> Records provided

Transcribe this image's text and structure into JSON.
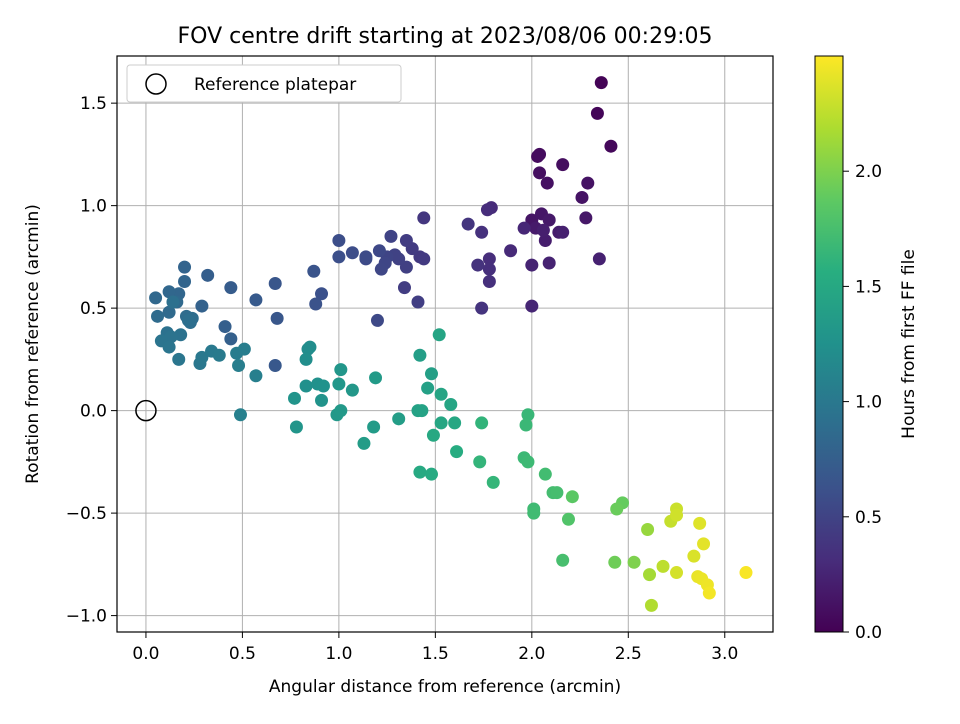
{
  "chart_data": {
    "type": "scatter",
    "title": "FOV centre drift starting at 2023/08/06 00:29:05",
    "xlabel": "Angular distance from reference (arcmin)",
    "ylabel": "Rotation from reference (arcmin)",
    "xlim": [
      -0.15,
      3.25
    ],
    "ylim": [
      -1.08,
      1.73
    ],
    "xticks": [
      "0.0",
      "0.5",
      "1.0",
      "1.5",
      "2.0",
      "2.5",
      "3.0"
    ],
    "xtick_values": [
      0,
      0.5,
      1.0,
      1.5,
      2.0,
      2.5,
      3.0
    ],
    "yticks": [
      "−1.0",
      "−0.5",
      "0.0",
      "0.5",
      "1.0",
      "1.5"
    ],
    "ytick_values": [
      -1.0,
      -0.5,
      0.0,
      0.5,
      1.0,
      1.5
    ],
    "grid": true,
    "legend": {
      "placement": "upper-left",
      "entries": [
        "Reference platepar"
      ]
    },
    "reference_point": {
      "x": 0.0,
      "y": 0.0
    },
    "colorbar": {
      "label": "Hours from first FF file",
      "colormap": "viridis",
      "range": [
        0.0,
        2.5
      ],
      "ticks": [
        "0.0",
        "0.5",
        "1.0",
        "1.5",
        "2.0"
      ],
      "tick_values": [
        0,
        0.5,
        1.0,
        1.5,
        2.0
      ]
    },
    "points": [
      [
        2.36,
        1.6,
        0.02
      ],
      [
        2.34,
        1.45,
        0.03
      ],
      [
        2.41,
        1.29,
        0.05
      ],
      [
        2.03,
        1.24,
        0.07
      ],
      [
        2.04,
        1.25,
        0.08
      ],
      [
        2.16,
        1.2,
        0.09
      ],
      [
        2.04,
        1.16,
        0.1
      ],
      [
        2.08,
        1.11,
        0.11
      ],
      [
        2.29,
        1.11,
        0.12
      ],
      [
        2.26,
        1.04,
        0.13
      ],
      [
        2.0,
        0.93,
        0.14
      ],
      [
        2.05,
        0.96,
        0.15
      ],
      [
        2.28,
        0.94,
        0.16
      ],
      [
        2.09,
        0.93,
        0.17
      ],
      [
        2.02,
        0.89,
        0.18
      ],
      [
        2.14,
        0.87,
        0.19
      ],
      [
        2.07,
        0.83,
        0.2
      ],
      [
        2.06,
        0.88,
        0.21
      ],
      [
        2.16,
        0.87,
        0.22
      ],
      [
        2.35,
        0.74,
        0.23
      ],
      [
        2.09,
        0.72,
        0.24
      ],
      [
        2.0,
        0.71,
        0.25
      ],
      [
        2.0,
        0.51,
        0.26
      ],
      [
        1.96,
        0.89,
        0.27
      ],
      [
        1.89,
        0.78,
        0.29
      ],
      [
        1.79,
        0.99,
        0.3
      ],
      [
        1.77,
        0.98,
        0.31
      ],
      [
        1.78,
        0.74,
        0.32
      ],
      [
        1.78,
        0.69,
        0.33
      ],
      [
        1.78,
        0.63,
        0.34
      ],
      [
        1.74,
        0.87,
        0.35
      ],
      [
        1.72,
        0.71,
        0.36
      ],
      [
        1.74,
        0.5,
        0.37
      ],
      [
        1.67,
        0.91,
        0.38
      ],
      [
        1.44,
        0.94,
        0.4
      ],
      [
        1.42,
        0.75,
        0.41
      ],
      [
        1.44,
        0.74,
        0.42
      ],
      [
        1.38,
        0.79,
        0.43
      ],
      [
        1.35,
        0.83,
        0.44
      ],
      [
        1.34,
        0.6,
        0.45
      ],
      [
        1.41,
        0.53,
        0.46
      ],
      [
        1.35,
        0.7,
        0.47
      ],
      [
        1.31,
        0.74,
        0.48
      ],
      [
        1.29,
        0.76,
        0.49
      ],
      [
        1.27,
        0.85,
        0.5
      ],
      [
        1.25,
        0.75,
        0.51
      ],
      [
        1.24,
        0.72,
        0.52
      ],
      [
        1.22,
        0.69,
        0.53
      ],
      [
        1.21,
        0.78,
        0.54
      ],
      [
        1.2,
        0.44,
        0.55
      ],
      [
        1.14,
        0.74,
        0.56
      ],
      [
        1.14,
        0.75,
        0.57
      ],
      [
        1.07,
        0.77,
        0.58
      ],
      [
        1.0,
        0.83,
        0.59
      ],
      [
        1.0,
        0.75,
        0.6
      ],
      [
        0.91,
        0.57,
        0.62
      ],
      [
        0.88,
        0.52,
        0.63
      ],
      [
        0.87,
        0.68,
        0.64
      ],
      [
        0.67,
        0.62,
        0.66
      ],
      [
        0.68,
        0.45,
        0.67
      ],
      [
        0.67,
        0.22,
        0.68
      ],
      [
        0.57,
        0.54,
        0.7
      ],
      [
        0.44,
        0.6,
        0.72
      ],
      [
        0.32,
        0.66,
        0.74
      ],
      [
        0.41,
        0.41,
        0.75
      ],
      [
        0.44,
        0.35,
        0.76
      ],
      [
        0.29,
        0.51,
        0.78
      ],
      [
        0.2,
        0.7,
        0.8
      ],
      [
        0.2,
        0.63,
        0.81
      ],
      [
        0.17,
        0.57,
        0.82
      ],
      [
        0.12,
        0.58,
        0.83
      ],
      [
        0.05,
        0.55,
        0.84
      ],
      [
        0.16,
        0.53,
        0.85
      ],
      [
        0.12,
        0.48,
        0.86
      ],
      [
        0.06,
        0.46,
        0.87
      ],
      [
        0.21,
        0.46,
        0.88
      ],
      [
        0.24,
        0.45,
        0.89
      ],
      [
        0.23,
        0.43,
        0.9
      ],
      [
        0.22,
        0.44,
        0.91
      ],
      [
        0.14,
        0.53,
        0.92
      ],
      [
        0.11,
        0.38,
        0.93
      ],
      [
        0.18,
        0.37,
        0.94
      ],
      [
        0.13,
        0.36,
        0.95
      ],
      [
        0.08,
        0.34,
        0.96
      ],
      [
        0.12,
        0.31,
        0.97
      ],
      [
        0.17,
        0.25,
        0.98
      ],
      [
        0.28,
        0.23,
        0.99
      ],
      [
        0.29,
        0.26,
        1.0
      ],
      [
        0.34,
        0.29,
        1.01
      ],
      [
        0.38,
        0.27,
        1.02
      ],
      [
        0.47,
        0.28,
        1.04
      ],
      [
        0.51,
        0.3,
        1.05
      ],
      [
        0.48,
        0.22,
        1.06
      ],
      [
        0.57,
        0.17,
        1.07
      ],
      [
        0.49,
        -0.02,
        1.08
      ],
      [
        0.84,
        0.3,
        1.2
      ],
      [
        0.85,
        0.31,
        1.21
      ],
      [
        0.83,
        0.25,
        1.22
      ],
      [
        0.83,
        0.12,
        1.24
      ],
      [
        0.89,
        0.13,
        1.25
      ],
      [
        0.92,
        0.12,
        1.26
      ],
      [
        0.91,
        0.05,
        1.27
      ],
      [
        0.77,
        0.06,
        1.28
      ],
      [
        0.78,
        -0.08,
        1.29
      ],
      [
        1.01,
        0.2,
        1.3
      ],
      [
        1.0,
        0.13,
        1.31
      ],
      [
        1.07,
        0.1,
        1.32
      ],
      [
        0.99,
        -0.02,
        1.33
      ],
      [
        1.01,
        0.0,
        1.34
      ],
      [
        1.19,
        0.16,
        1.35
      ],
      [
        1.18,
        -0.08,
        1.36
      ],
      [
        1.13,
        -0.16,
        1.37
      ],
      [
        1.31,
        -0.04,
        1.38
      ],
      [
        1.42,
        0.27,
        1.39
      ],
      [
        1.48,
        0.18,
        1.4
      ],
      [
        1.46,
        0.11,
        1.41
      ],
      [
        1.41,
        0.0,
        1.42
      ],
      [
        1.43,
        0.0,
        1.43
      ],
      [
        1.52,
        0.37,
        1.45
      ],
      [
        1.53,
        0.08,
        1.46
      ],
      [
        1.58,
        0.03,
        1.47
      ],
      [
        1.53,
        -0.06,
        1.48
      ],
      [
        1.6,
        -0.06,
        1.49
      ],
      [
        1.49,
        -0.12,
        1.5
      ],
      [
        1.42,
        -0.3,
        1.51
      ],
      [
        1.48,
        -0.31,
        1.52
      ],
      [
        1.61,
        -0.2,
        1.54
      ],
      [
        1.74,
        -0.06,
        1.62
      ],
      [
        1.73,
        -0.25,
        1.63
      ],
      [
        1.8,
        -0.35,
        1.64
      ],
      [
        1.98,
        -0.02,
        1.66
      ],
      [
        1.97,
        -0.07,
        1.67
      ],
      [
        1.96,
        -0.23,
        1.68
      ],
      [
        1.98,
        -0.25,
        1.69
      ],
      [
        2.01,
        -0.48,
        1.7
      ],
      [
        2.01,
        -0.5,
        1.71
      ],
      [
        2.07,
        -0.31,
        1.72
      ],
      [
        2.11,
        -0.4,
        1.73
      ],
      [
        2.13,
        -0.4,
        1.74
      ],
      [
        2.16,
        -0.73,
        1.75
      ],
      [
        2.19,
        -0.53,
        1.8
      ],
      [
        2.21,
        -0.42,
        1.85
      ],
      [
        2.47,
        -0.45,
        1.9
      ],
      [
        2.44,
        -0.48,
        1.92
      ],
      [
        2.43,
        -0.74,
        1.94
      ],
      [
        2.53,
        -0.74,
        2.0
      ],
      [
        2.6,
        -0.58,
        2.1
      ],
      [
        2.61,
        -0.8,
        2.15
      ],
      [
        2.62,
        -0.95,
        2.2
      ],
      [
        2.68,
        -0.76,
        2.25
      ],
      [
        2.72,
        -0.54,
        2.28
      ],
      [
        2.75,
        -0.48,
        2.3
      ],
      [
        2.75,
        -0.51,
        2.32
      ],
      [
        2.75,
        -0.79,
        2.34
      ],
      [
        2.84,
        -0.71,
        2.36
      ],
      [
        2.87,
        -0.55,
        2.38
      ],
      [
        2.89,
        -0.65,
        2.4
      ],
      [
        2.86,
        -0.81,
        2.42
      ],
      [
        2.88,
        -0.82,
        2.43
      ],
      [
        2.91,
        -0.85,
        2.44
      ],
      [
        2.92,
        -0.89,
        2.46
      ],
      [
        3.11,
        -0.79,
        2.48
      ]
    ]
  }
}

> Exercise objective
Filter the data, keeping only the lines that contain "from".

> Expected output
    "xlabel": "Angular distance from reference (arcmin)",
    "ylabel": "Rotation from reference (arcmin)",
      "label": "Hours from first FF file",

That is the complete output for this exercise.